* THE PROBLEM *
Search the records for "meta". Copy every line where it appears.

— START OF DATA FOR THIS TASK —

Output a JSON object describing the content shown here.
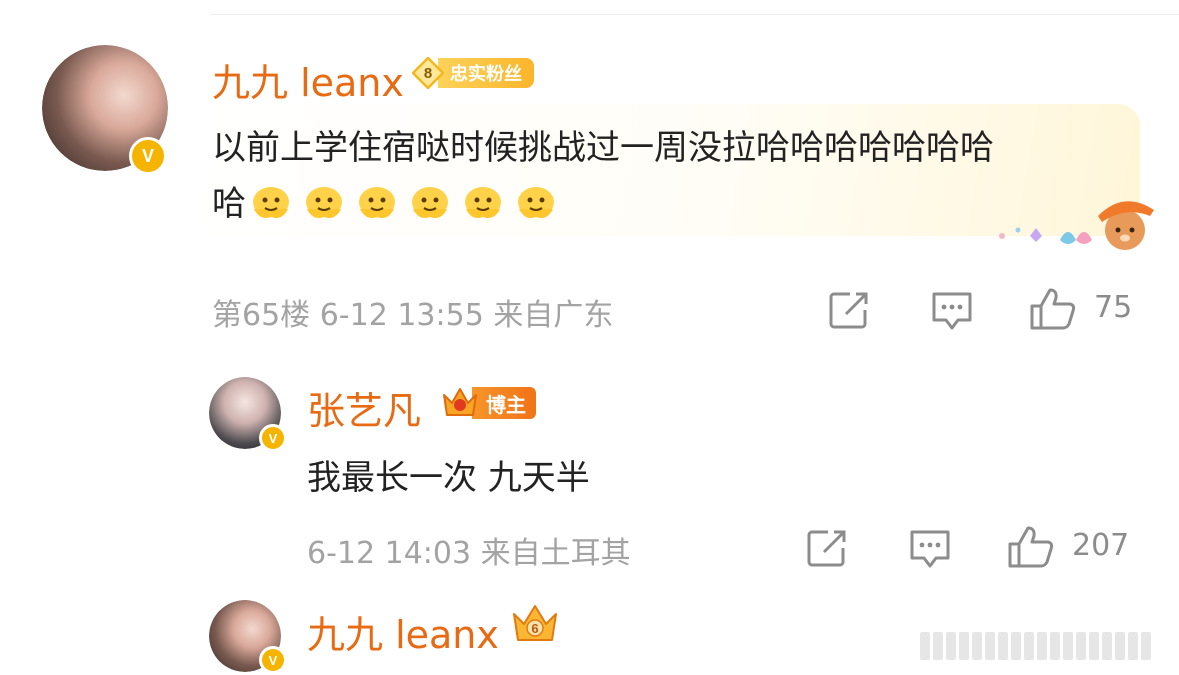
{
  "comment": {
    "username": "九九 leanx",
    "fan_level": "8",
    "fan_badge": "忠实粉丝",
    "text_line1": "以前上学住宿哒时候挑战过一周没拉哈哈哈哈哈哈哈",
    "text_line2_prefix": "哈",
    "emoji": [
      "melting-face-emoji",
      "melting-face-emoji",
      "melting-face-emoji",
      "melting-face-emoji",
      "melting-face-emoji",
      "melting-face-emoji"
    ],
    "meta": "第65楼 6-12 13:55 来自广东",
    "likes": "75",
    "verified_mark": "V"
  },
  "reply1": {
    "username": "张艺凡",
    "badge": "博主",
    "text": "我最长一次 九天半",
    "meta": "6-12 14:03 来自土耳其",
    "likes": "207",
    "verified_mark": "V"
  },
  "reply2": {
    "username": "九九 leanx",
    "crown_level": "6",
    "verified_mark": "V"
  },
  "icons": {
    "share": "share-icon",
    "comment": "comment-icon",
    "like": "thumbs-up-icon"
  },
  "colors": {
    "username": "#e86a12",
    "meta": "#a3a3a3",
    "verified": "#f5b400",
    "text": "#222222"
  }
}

— END OF DATA FOR THIS TASK —
— START OF DATA FOR THIS TASK —

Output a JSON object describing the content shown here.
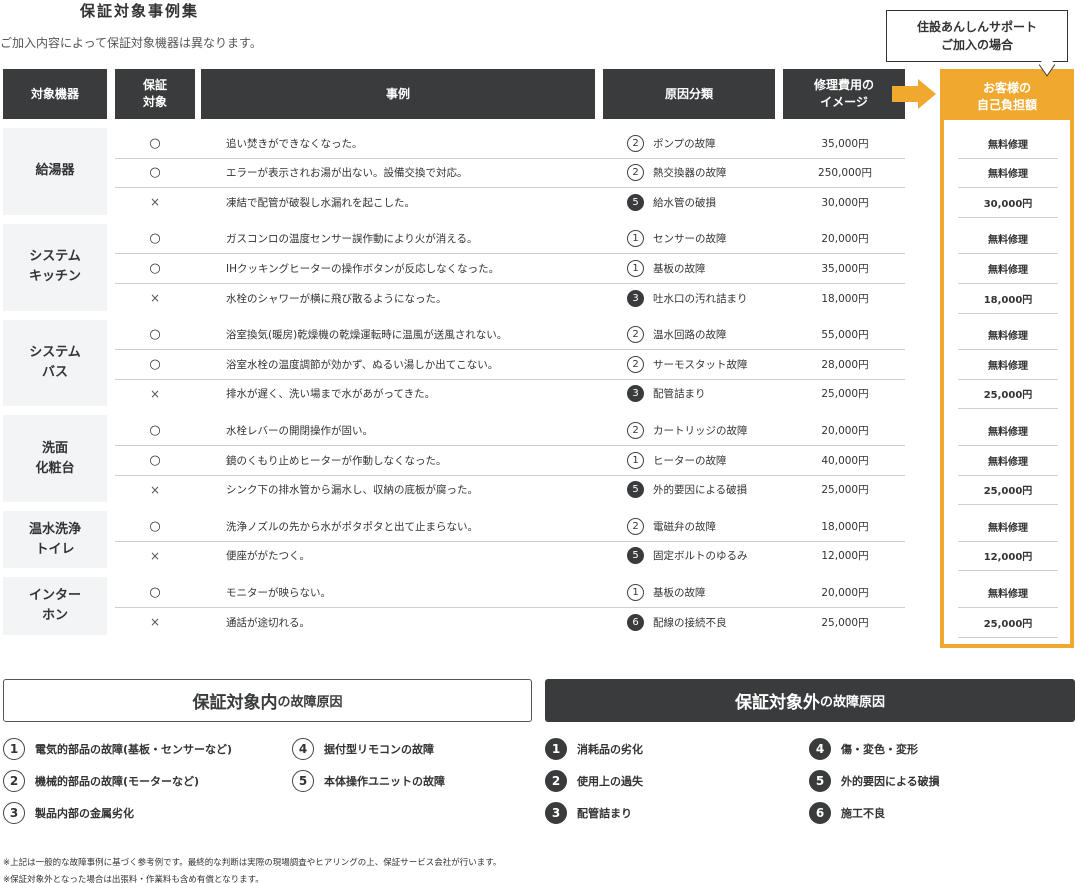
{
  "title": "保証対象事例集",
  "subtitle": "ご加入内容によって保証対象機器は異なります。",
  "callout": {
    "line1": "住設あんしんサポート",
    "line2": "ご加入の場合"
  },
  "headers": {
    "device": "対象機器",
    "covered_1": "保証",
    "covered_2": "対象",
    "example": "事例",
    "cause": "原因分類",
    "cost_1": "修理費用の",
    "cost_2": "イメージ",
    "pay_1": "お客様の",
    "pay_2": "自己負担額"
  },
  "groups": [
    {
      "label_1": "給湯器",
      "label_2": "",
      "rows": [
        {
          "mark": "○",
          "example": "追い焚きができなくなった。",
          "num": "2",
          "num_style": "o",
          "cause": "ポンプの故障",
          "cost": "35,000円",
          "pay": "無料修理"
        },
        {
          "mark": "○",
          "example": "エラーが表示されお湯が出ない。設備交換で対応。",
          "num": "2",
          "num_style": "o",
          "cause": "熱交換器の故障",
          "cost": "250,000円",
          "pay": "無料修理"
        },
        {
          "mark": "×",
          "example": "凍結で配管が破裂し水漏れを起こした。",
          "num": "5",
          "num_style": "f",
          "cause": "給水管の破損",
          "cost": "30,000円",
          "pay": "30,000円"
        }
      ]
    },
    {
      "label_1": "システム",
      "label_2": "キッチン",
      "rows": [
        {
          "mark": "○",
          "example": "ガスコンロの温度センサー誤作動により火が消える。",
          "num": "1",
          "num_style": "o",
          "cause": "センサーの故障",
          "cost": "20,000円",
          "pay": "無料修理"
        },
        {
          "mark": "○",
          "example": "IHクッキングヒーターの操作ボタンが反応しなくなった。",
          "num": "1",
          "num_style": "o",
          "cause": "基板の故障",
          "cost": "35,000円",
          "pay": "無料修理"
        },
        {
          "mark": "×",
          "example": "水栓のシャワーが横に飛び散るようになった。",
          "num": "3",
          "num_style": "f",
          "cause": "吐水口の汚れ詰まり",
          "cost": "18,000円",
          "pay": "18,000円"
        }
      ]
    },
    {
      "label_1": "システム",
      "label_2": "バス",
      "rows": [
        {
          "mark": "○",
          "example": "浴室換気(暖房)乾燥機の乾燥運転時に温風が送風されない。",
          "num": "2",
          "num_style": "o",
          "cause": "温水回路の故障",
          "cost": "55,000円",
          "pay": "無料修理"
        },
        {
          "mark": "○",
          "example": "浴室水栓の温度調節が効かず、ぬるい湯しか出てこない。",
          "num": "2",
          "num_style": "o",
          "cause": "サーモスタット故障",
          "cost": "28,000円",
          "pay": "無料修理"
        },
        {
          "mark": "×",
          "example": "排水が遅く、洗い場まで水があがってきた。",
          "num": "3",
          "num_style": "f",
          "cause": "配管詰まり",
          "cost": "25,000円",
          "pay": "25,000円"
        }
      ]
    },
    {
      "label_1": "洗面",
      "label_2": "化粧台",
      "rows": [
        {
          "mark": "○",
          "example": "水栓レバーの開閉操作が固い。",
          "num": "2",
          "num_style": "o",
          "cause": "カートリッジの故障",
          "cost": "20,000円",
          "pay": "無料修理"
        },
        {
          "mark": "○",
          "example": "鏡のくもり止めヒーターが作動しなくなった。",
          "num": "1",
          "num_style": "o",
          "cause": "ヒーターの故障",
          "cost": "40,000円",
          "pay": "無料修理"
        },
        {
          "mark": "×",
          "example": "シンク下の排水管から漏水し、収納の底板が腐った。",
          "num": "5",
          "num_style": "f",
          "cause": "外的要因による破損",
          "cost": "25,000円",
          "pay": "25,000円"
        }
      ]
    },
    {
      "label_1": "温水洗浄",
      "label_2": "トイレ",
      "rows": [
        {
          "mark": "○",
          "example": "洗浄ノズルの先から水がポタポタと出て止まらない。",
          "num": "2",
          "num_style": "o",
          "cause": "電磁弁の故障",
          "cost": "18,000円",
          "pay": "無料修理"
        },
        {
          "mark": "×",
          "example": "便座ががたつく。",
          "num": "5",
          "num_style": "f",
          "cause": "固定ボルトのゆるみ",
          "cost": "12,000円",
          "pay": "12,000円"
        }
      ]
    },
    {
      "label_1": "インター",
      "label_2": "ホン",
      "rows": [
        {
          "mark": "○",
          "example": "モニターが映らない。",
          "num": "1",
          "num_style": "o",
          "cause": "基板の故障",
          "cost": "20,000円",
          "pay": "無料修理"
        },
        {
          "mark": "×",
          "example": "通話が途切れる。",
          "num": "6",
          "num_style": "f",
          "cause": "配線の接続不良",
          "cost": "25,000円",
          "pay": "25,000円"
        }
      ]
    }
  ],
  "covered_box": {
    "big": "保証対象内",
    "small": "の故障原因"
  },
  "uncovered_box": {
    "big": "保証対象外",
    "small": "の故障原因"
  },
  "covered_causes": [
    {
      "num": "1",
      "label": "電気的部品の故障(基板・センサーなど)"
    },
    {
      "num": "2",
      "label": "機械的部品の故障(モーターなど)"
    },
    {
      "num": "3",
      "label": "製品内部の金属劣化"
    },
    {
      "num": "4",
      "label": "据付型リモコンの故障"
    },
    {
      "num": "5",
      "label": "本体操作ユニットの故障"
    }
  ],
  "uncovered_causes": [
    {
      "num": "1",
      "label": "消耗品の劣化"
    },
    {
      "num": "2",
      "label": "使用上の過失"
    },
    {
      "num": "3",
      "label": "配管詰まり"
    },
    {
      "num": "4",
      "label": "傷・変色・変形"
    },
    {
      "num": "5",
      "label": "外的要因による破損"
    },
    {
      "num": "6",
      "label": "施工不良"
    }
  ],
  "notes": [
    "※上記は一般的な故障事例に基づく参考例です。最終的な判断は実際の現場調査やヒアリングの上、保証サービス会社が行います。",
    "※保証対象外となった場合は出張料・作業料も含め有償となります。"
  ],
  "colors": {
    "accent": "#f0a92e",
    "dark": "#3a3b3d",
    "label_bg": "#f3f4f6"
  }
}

— END OF DATA FOR THIS TASK —
— START OF DATA FOR THIS TASK —

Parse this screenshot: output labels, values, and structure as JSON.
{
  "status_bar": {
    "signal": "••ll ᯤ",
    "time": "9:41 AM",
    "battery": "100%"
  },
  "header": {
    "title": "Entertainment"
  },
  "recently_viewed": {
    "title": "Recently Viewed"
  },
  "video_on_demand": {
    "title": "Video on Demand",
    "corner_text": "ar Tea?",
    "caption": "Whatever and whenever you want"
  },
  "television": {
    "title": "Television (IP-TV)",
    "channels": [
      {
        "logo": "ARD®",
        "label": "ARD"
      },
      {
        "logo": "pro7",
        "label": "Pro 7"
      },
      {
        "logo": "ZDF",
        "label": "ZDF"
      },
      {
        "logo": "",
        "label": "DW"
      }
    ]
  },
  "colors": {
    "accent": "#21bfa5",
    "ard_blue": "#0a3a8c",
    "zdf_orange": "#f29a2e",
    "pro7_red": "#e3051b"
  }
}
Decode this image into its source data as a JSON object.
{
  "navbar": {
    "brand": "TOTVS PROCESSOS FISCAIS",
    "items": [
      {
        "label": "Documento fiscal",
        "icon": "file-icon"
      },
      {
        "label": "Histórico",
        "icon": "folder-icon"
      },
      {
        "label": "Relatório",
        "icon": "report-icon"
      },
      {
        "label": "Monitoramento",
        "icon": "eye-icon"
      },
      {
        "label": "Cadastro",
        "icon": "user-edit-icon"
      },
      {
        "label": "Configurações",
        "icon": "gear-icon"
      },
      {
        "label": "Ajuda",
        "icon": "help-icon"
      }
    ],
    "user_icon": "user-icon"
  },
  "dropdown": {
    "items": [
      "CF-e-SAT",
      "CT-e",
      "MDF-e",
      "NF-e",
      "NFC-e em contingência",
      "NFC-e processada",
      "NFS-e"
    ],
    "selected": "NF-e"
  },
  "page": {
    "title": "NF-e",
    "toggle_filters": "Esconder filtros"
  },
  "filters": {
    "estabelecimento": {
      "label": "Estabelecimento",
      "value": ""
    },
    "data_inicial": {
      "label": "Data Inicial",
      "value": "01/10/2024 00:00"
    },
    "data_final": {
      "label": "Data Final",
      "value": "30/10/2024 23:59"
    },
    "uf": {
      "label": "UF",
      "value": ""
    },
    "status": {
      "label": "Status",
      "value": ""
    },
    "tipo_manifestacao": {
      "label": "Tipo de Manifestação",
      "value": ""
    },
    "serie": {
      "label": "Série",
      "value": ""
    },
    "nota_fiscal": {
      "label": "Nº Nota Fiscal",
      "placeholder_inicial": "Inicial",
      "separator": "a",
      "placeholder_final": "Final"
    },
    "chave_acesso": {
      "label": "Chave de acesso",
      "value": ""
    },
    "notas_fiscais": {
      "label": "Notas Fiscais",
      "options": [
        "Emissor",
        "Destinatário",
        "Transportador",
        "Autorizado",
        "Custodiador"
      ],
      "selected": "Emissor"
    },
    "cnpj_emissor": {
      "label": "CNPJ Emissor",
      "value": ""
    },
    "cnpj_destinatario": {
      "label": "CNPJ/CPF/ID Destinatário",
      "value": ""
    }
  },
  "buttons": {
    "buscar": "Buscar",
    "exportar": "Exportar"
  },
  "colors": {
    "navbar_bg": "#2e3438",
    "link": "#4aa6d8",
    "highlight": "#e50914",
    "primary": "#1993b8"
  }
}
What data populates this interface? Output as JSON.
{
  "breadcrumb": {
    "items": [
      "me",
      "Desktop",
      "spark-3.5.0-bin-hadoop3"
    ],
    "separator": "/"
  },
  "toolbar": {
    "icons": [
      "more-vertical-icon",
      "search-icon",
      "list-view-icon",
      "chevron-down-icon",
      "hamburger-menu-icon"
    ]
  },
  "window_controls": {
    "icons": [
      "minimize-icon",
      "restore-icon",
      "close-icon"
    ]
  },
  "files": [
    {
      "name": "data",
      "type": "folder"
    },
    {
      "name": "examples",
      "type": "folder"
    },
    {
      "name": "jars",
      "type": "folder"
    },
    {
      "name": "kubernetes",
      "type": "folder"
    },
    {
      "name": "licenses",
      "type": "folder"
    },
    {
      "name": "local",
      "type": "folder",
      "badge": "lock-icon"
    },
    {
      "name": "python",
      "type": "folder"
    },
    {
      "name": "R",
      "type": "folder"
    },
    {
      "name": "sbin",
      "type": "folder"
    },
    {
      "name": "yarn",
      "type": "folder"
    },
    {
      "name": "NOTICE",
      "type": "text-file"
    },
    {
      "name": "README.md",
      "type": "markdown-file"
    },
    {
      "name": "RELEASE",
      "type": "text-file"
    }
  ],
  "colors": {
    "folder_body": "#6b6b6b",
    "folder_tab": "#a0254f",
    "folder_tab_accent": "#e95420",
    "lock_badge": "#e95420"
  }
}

— END OF DATA FOR THIS TASK —

* FINISHED TASK *
    "meta": "第65楼 6-12 13:55 来自广东",
    "meta": "6-12 14:03 来自土耳其",
    "meta": "#a3a3a3",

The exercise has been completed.